BEGIN Selected extract

You look at the shape of the history. But if it is really an important
event for you to say "this was the state right before some merge of
interest", then by all means, tag it with a real tag. Or don't delete
the branch.

Have you tried running gitk on the kernel or git repositories?

> I'm reading about rebase, and it sounds like something I would want to
> forever disallow on my git repository, because it looks like it
> rewrites history and makes it impossible to get to the state of the
> tree they actually had working before the merge. However, something
> you say below both clarifies and confuses this.

It does throw away the state before the rebase (well, there is no longer
a pointer to it; it is still recoverable via the reflog). But for most
push/pull collaboration, you probably want to be using merge. Rebase is
more useful for people who are more accustomed to a patch-based
workflow.

> > The end result is that even if you delete the source branch after
> > doing a merge, nothing is actually lost.
> 
> ..and what if you never merge? That branch-pointer points to useful
> information about a development attempt, but it was never merged.
> (imagine a different development path was taken) They never created a
> tag because it's not clear when that work was "done" (unlike a
> release, which is much more well understood). What prevents someone
> from deleting the branch-pointer or moving it to a different part of
> the tree, causing that set of changes to be a dangling ref lost in a
> sea of refs. Later when someone goes back looking for it, how would
> they ever find it in a sea of tens of thousands of checkins?

If it's not merged, then don't delete the branch pointer! And "git
branch -d" will even refuse to do the deletion, unless you force it with
"git branch -D".

And keep in mind that when you clone repos, you clone the branch
pointer. So if you have a centralized server that your developers push
and pull from, a stray "git branch -D" from one developer _doesn't_ ruin
it for the rest of them. All that does is delete the branch from their
local repo, but it still exists in the central repo and for all of the
other developers. But it's not clear to me what sort of developer
topology you're interested in.

END Selected extract
BEGIN Entries shown

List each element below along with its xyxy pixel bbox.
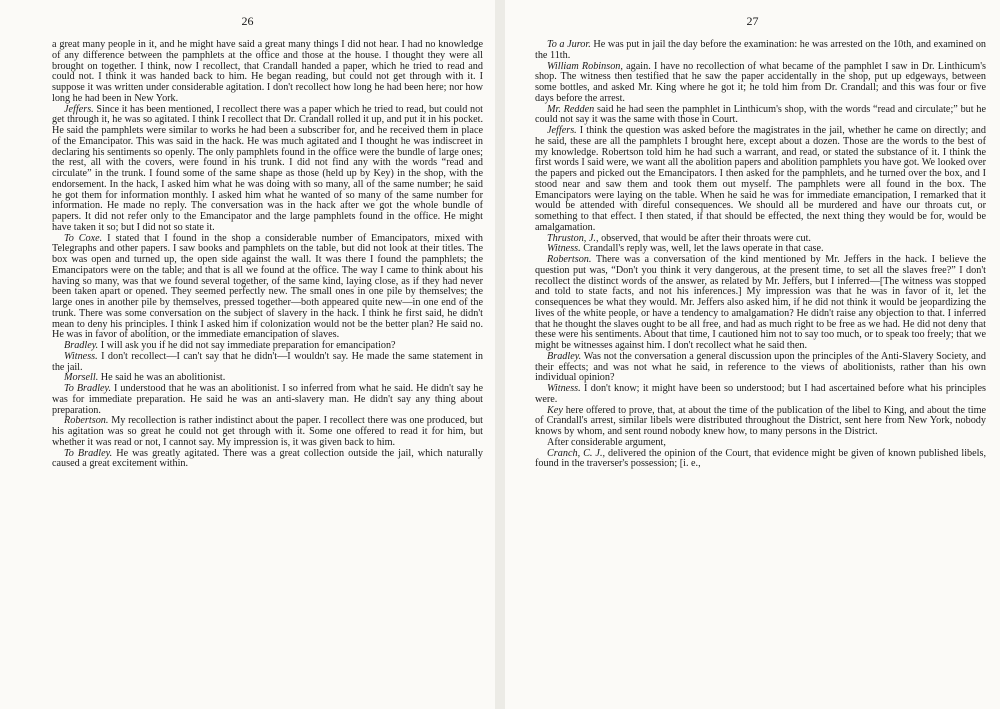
paragraph (52, 40, 483, 105)
left-page-text (0, 40, 495, 470)
paragraph-text: My recollection is rather indistinct about the paper. I recollect there was one produced, but his agitation was so great he could not get through with it. Some one offered to read it for him, but whether it was read or not, I cannot say. My impression is, it was given back to him. (52, 415, 484, 448)
paragraph (535, 352, 986, 384)
paragraph-text: I stated that I found in the shop a considerable number of Emancipators, mixed with Telegraphs and other papers. I saw books and pamphlets on the table, but did not look at their titles. The box was open and turned up, the open side against the wall. It was there I found the pamphlets; the Emancipators were on the table; and that is all we found at the office. The way I came to think about his having so many, was that we found several together, of the same kind, laying close, as if they had never been taken apart or opened. They seemed perfectly new. The small ones in one pile by themselves; the large ones in another pile by themselves, pressed together—both appeared quite new—in one end of the trunk. There was some conversation on the subject of slavery in the hack. I think he first said, he didn't mean to deny his principles. I think I asked him if colonization would not be the better plan? He said no. He was in favor of abolition, or the immediate emancipation of slaves. (52, 232, 483, 341)
paragraph-text: I don't recollect—I can't say that he didn't—I wouldn't say. He made the same statement in the jail. (52, 350, 483, 373)
paragraph (52, 416, 483, 448)
speaker-name: Mr. Redden (547, 103, 595, 115)
right-page (505, 0, 1000, 709)
speaker-name: Key (547, 404, 563, 416)
paragraph-text: I will ask you if he did not say immediate preparation for emancipation? (100, 340, 396, 351)
paragraph (52, 352, 483, 374)
speaker-name: Cranch, C. J., (547, 447, 606, 459)
paragraph (535, 255, 986, 352)
paragraph (535, 449, 986, 471)
paragraph (535, 105, 986, 127)
paragraph-text: I understood that he was an abolitionist. I so inferred from what he said. He didn't say he was for immediate preparation. He said he was an anti-slavery man. He didn't say any thing about preparation. (52, 383, 483, 416)
speaker-name: Bradley. (64, 340, 99, 351)
speaker-name: To Coxe. (64, 232, 103, 244)
speaker-name: Thruston, J., (547, 232, 599, 244)
speaker-name: Witness. (64, 350, 98, 362)
paragraph-text: There was a conversation of the kind mentioned by Mr. Jeffers in the hack. I believe the question put was, “Don't you think it very dangerous, at the present time, to set all the slaves free?” I don't recollect the distinct words of the answer, as related by Mr. Jeffers, but I inferred—[The witness was stopped and told to state facts, and not his inferences.] My impression was that he was in favor of it, let the consequences be what they would. Mr. Jeffers also asked him, if he did not think it would be jeopardizing the lives of the white people, or have a tendency to amalgamation? He didn't raise any objection to that. I inferred that he thought the slaves ought to be all free, and had as much right to be free as we had. He did not deny that these were his sentiments. About that time, I cautioned him not to say too much, or to speak too freely; that we might be witnesses against him. I don't recollect what he said then. (535, 254, 986, 351)
left-page (0, 0, 495, 709)
paragraph-text: I think the question was asked before the magistrates in the jail, whether he came on directly; and he said, these are all the pamphlets I brought here, except about a dozen. Those are the words to the best of my knowledge. Robertson told him he had such a warrant, and read, or stated the substance of it. I think the first words I said were, we want all the abolition papers and abolition pamphlets you have got. We looked over the papers and picked out the Emancipators. I then asked for the pamphlets, and he turned over the box, and I stood near and saw them and took them out myself. The pamphlets were all found in the box. The Emancipators were laying on the table. When he said he was for immediate emancipation, I remarked that it would be attended with direful consequences. We should all be murdered and have our throats cut, or something to that effect. I then stated, if that should be effected, the next thing they would be for, would be amalgamation. (535, 125, 986, 233)
paragraph-text: observed, that would be after their throats were cut. (601, 232, 811, 244)
speaker-name: Morsell. (64, 372, 99, 384)
paragraph-text: again. I have no recollection of what became of the pamphlet I saw in Dr. Linthicum's shop. The witness then testified that he saw the paper accidentally in the shop, put up edgeways, between some bottles, and asked Mr. King where he got it; he told him from Dr. Crandall; and this was four or five days before the arrest. (535, 60, 987, 104)
paragraph (52, 234, 483, 342)
speaker-name: Robertson. (64, 415, 109, 427)
paragraph (535, 406, 986, 438)
right-page-number: 27 (746, 14, 759, 28)
paragraph (535, 62, 986, 105)
speaker-name: Jeffers. (547, 125, 577, 136)
paragraph (52, 384, 483, 416)
speaker-name: To a Juror. (547, 39, 591, 50)
speaker-name: Bradley. (547, 350, 582, 362)
left-page-number: 26 (241, 14, 254, 28)
paragraph-text: Crandall's reply was, well, let the laws operate in that case. (583, 243, 824, 255)
paragraph-text: He said he was an abolitionist. (100, 372, 226, 384)
paragraph-text: After considerable argument, (547, 436, 666, 448)
speaker-name: Witness. (547, 383, 581, 394)
paragraph-text: He was put in jail the day before the examination: he was arrested on the 10th, and examined on the 11th. (535, 39, 987, 61)
paragraph (535, 126, 986, 234)
paragraph (535, 384, 986, 406)
paragraph (52, 105, 483, 234)
paragraph-text: Since it has been mentioned, I recollect there was a paper which he tried to read, but could not get through it, he was so agitated. I think I recollect that Dr. Crandall rolled it up, and put it in his pocket. He said the pamphlets were similar to works he had been a subscriber for, and he received them in place of the Emancipator. This was said in the hack. He was much agitated and I thought he was indiscreet in declaring his sentiments so openly. The only pamphlets found in the office were the bundle of large ones; the rest, all with the covers, were found in his trunk. I did not find any with the words “read and circulate” in the trunk. I found some of the same shape as those (held up by Key) in the shop, with the endorsement. In the hack, I asked him what he was doing with so many, all of the same number; he said he got them for information monthly. I asked him what he wanted of so many of the same number for information. He made no reply. The conversation was in the hack after we got the whole bundle of papers. It did not refer only to the Emancipator and the large pamphlets found in the office. He might have taken it so; but I did not so state it. (52, 103, 484, 233)
book-gutter (495, 0, 505, 709)
paragraph (535, 40, 986, 62)
paragraph (52, 449, 483, 471)
right-page-text (505, 40, 1000, 470)
paragraph-text: He was greatly agitated. There was a great collection outside the jail, which naturally caused a great excitement within. (52, 447, 483, 470)
speaker-name: Witness. (547, 243, 581, 255)
speaker-name: Jeffers. (64, 103, 94, 115)
speaker-name: Robertson. (547, 254, 592, 265)
paragraph-text: Was not the conversation a general discussion upon the principles of the Anti-Slavery Society, and their effects; and was not what he said, in reference to the views of abolitionists, rather than his own individual opinion? (535, 350, 986, 384)
paragraph-text: delivered the opinion of the Court, that evidence might be given of known published libels, found in the traverser's possession; [i. e., (535, 447, 987, 470)
paragraph-text: a great many people in it, and he might have said a great many things I did not hear. I had no knowledge of any difference between the pamphlets at the office and those at the house. I thought they were all brought on together. I think, now I recollect, that Crandall handed a paper, which he tried to read and could not. I think it was handed back to him. He began reading, but could not get through with it. I suppose it was written under considerable agitation. I don't recollect how long he had been here; nor how long he had been in New York. (52, 39, 483, 104)
paragraph-text: said he had seen the pamphlet in Linthicum's shop, with the words “read and circulate;” but he could not say it was the same with those in Court. (535, 103, 987, 126)
paragraph-text: here offered to prove, that, at about the time of the publication of the libel to King, and about the time of Crandall's arrest, similar libels were distributed throughout the District, sent here from New York, nobody knows by whom, and sent round nobody knew how, to many persons in the District. (535, 404, 987, 437)
speaker-name: To Bradley. (64, 383, 112, 394)
speaker-name: William Robinson, (547, 60, 623, 72)
speaker-name: To Bradley. (64, 447, 113, 459)
paragraph-text: I don't know; it might have been so understood; but I had ascertained before what his principles were. (535, 383, 987, 405)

END Entries shown

_Prompt 1_:
According to the git discussion, through what can the state before a rebase still be recovered?
_Prompt 2_:
Repeat everything in the git discussion from "And keep in" down to "you're interested in.".

_Full answer 1_:
The reflog.

_Full answer 2_:
And keep in mind that when you clone repos, you clone the branch
pointer. So if you have a centralized server that your developers push
and pull from, a stray "git branch -D" from one developer _doesn't_ ruin
it for the rest of them. All that does is delete the branch from their
local repo, but it still exists in the central repo and for all of the
other developers. But it's not clear to me what sort of developer
topology you're interested in.